Work to be completed:
Convert the listing below into a Markdown table with the columns Row and Line, numbering each nonblank line in order and placing the line next to its number. Omit blank lines.

Source records:
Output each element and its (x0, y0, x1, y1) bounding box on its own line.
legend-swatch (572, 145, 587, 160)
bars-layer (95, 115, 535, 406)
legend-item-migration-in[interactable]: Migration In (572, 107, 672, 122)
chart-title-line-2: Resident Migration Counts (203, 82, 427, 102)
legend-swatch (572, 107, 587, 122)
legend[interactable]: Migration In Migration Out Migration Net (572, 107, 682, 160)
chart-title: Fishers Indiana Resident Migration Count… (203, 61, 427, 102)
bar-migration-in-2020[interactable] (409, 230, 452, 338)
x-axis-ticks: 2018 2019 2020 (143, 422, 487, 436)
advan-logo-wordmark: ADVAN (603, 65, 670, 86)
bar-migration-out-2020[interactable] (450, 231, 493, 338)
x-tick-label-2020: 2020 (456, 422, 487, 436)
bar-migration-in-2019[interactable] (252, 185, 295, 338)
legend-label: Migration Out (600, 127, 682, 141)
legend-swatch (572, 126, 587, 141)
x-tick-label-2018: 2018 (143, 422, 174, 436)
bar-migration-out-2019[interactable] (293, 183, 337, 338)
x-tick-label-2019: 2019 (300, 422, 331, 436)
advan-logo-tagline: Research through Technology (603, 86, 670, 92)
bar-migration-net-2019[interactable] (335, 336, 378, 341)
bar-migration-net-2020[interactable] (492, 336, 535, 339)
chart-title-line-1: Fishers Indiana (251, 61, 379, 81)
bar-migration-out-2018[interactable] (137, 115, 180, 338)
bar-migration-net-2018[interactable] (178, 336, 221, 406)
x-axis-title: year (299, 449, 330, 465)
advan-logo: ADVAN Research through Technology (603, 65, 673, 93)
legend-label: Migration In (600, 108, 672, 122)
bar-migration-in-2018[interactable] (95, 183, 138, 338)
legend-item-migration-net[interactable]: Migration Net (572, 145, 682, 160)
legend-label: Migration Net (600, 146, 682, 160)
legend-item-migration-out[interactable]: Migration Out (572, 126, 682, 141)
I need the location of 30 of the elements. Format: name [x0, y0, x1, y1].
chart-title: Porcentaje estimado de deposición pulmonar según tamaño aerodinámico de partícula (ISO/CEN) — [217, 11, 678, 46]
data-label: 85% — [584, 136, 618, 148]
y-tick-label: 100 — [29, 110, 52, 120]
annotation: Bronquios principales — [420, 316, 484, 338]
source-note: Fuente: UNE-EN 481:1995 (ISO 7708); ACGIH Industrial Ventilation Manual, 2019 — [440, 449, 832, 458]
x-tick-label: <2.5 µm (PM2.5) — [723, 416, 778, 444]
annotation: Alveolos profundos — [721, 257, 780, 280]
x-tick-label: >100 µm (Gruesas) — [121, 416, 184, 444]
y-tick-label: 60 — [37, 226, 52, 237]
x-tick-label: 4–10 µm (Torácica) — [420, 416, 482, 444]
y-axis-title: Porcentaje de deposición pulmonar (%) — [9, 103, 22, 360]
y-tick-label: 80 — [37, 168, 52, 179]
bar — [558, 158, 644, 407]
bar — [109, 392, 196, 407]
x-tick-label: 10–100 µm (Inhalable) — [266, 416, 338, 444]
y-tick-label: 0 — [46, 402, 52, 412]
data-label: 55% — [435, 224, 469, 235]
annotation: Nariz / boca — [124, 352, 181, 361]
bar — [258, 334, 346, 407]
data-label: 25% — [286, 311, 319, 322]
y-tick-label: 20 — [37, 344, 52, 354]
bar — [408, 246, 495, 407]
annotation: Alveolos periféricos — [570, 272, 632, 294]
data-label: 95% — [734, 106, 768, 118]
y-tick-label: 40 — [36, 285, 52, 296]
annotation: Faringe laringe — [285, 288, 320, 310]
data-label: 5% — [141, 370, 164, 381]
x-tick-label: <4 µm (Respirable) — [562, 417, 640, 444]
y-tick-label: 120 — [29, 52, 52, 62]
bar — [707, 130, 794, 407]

Full output:
| Row | Line |
|---|---|
| 1 | Output each element and its (x0, y0, x1, y1) bounding box on its own line. |
| 2 | legend-swatch (572, 145, 587, 160) |
| 3 | bars-layer (95, 115, 535, 406) |
| 4 | legend-item-migration-in[interactable]: Migration In (572, 107, 672, 122) |
| 5 | chart-title-line-2: Resident Migration Counts (203, 82, 427, 102) |
| 6 | legend-swatch (572, 107, 587, 122) |
| 7 | legend[interactable]: Migration In Migration Out Migration Net (572, 107, 682, 160) |
| 8 | chart-title: Fishers Indiana Resident Migration Count… (203, 61, 427, 102) |
| 9 | bar-migration-in-2020[interactable] (409, 230, 452, 338) |
| 10 | x-axis-ticks: 2018 2019 2020 (143, 422, 487, 436) |
| 11 | advan-logo-wordmark: ADVAN (603, 65, 670, 86) |
| 12 | bar-migration-out-2020[interactable] (450, 231, 493, 338) |
| 13 | x-tick-label-2020: 2020 (456, 422, 487, 436) |
| 14 | bar-migration-in-2019[interactable] (252, 185, 295, 338) |
| 15 | legend-label: Migration Out (600, 127, 682, 141) |
| 16 | legend-swatch (572, 126, 587, 141) |
| 17 | x-tick-label-2018: 2018 (143, 422, 174, 436) |
| 18 | bar-migration-out-2019[interactable] (293, 183, 337, 338) |
| 19 | x-tick-label-2019: 2019 (300, 422, 331, 436) |
| 20 | advan-logo-tagline: Research through Technology (603, 86, 670, 92) |
| 21 | bar-migration-net-2019[interactable] (335, 336, 378, 341) |
| 22 | bar-migration-net-2020[interactable] (492, 336, 535, 339) |
| 23 | chart-title-line-1: Fishers Indiana (251, 61, 379, 81) |
| 24 | bar-migration-out-2018[interactable] (137, 115, 180, 338) |
| 25 | bar-migration-net-2018[interactable] (178, 336, 221, 406) |
| 26 | x-axis-title: year (299, 449, 330, 465) |
| 27 | advan-logo: ADVAN Research through Technology (603, 65, 673, 93) |
| 28 | legend-label: Migration In (600, 108, 672, 122) |
| 29 | bar-migration-in-2018[interactable] (95, 183, 138, 338) |
| 30 | legend-item-migration-net[interactable]: Migration Net (572, 145, 682, 160) |
| 31 | legend-label: Migration Net (600, 146, 682, 160) |
| 32 | legend-item-migration-out[interactable]: Migration Out (572, 126, 682, 141) |
| 33 | I need the location of 30 of the elements. Format: name [x0, y0, x1, y1]. |
| 34 | chart-title: Porcentaje estimado de deposición pulmonar según tamaño aerodinámico de partícula (ISO/CEN) — [217, 11, 678, 46] |
| 35 | data-label: 85% — [584, 136, 618, 148] |
| 36 | y-tick-label: 100 — [29, 110, 52, 120] |
| 37 | annotation: Bronquios principales — [420, 316, 484, 338] |
| 38 | source-note: Fuente: UNE-EN 481:1995 (ISO 7708); ACGIH Industrial Ventilation Manual, 2019 — [440, 449, 832, 458] |
| 39 | x-tick-label: <2.5 µm (PM2.5) — [723, 416, 778, 444] |
| 40 | annotation: Alveolos profundos — [721, 257, 780, 280] |
| 41 | x-tick-label: >100 µm (Gruesas) — [121, 416, 184, 444] |
| 42 | y-tick-label: 60 — [37, 226, 52, 237] |
| 43 | x-tick-label: 4–10 µm (Torácica) — [420, 416, 482, 444] |
| 44 | y-axis-title: Porcentaje de deposición pulmonar (%) — [9, 103, 22, 360] |
| 45 | y-tick-label: 80 — [37, 168, 52, 179] |
| 46 | bar — [558, 158, 644, 407] |
| 47 | bar — [109, 392, 196, 407] |
| 48 | x-tick-label: 10–100 µm (Inhalable) — [266, 416, 338, 444] |
| 49 | y-tick-label: 0 — [46, 402, 52, 412] |
| 50 | data-label: 55% — [435, 224, 469, 235] |
| 51 | annotation: Nariz / boca — [124, 352, 181, 361] |
| 52 | bar — [258, 334, 346, 407] |
| 53 | data-label: 25% — [286, 311, 319, 322] |
| 54 | y-tick-label: 20 — [37, 344, 52, 354] |
| 55 | bar — [408, 246, 495, 407] |
| 56 | annotation: Alveolos periféricos — [570, 272, 632, 294] |
| 57 | data-label: 95% — [734, 106, 768, 118] |
| 58 | y-tick-label: 40 — [36, 285, 52, 296] |
| 59 | annotation: Faringe laringe — [285, 288, 320, 310] |
| 60 | data-label: 5% — [141, 370, 164, 381] |
| 61 | x-tick-label: <4 µm (Respirable) — [562, 417, 640, 444] |
| 62 | y-tick-label: 120 — [29, 52, 52, 62] |
| 63 | bar — [707, 130, 794, 407] |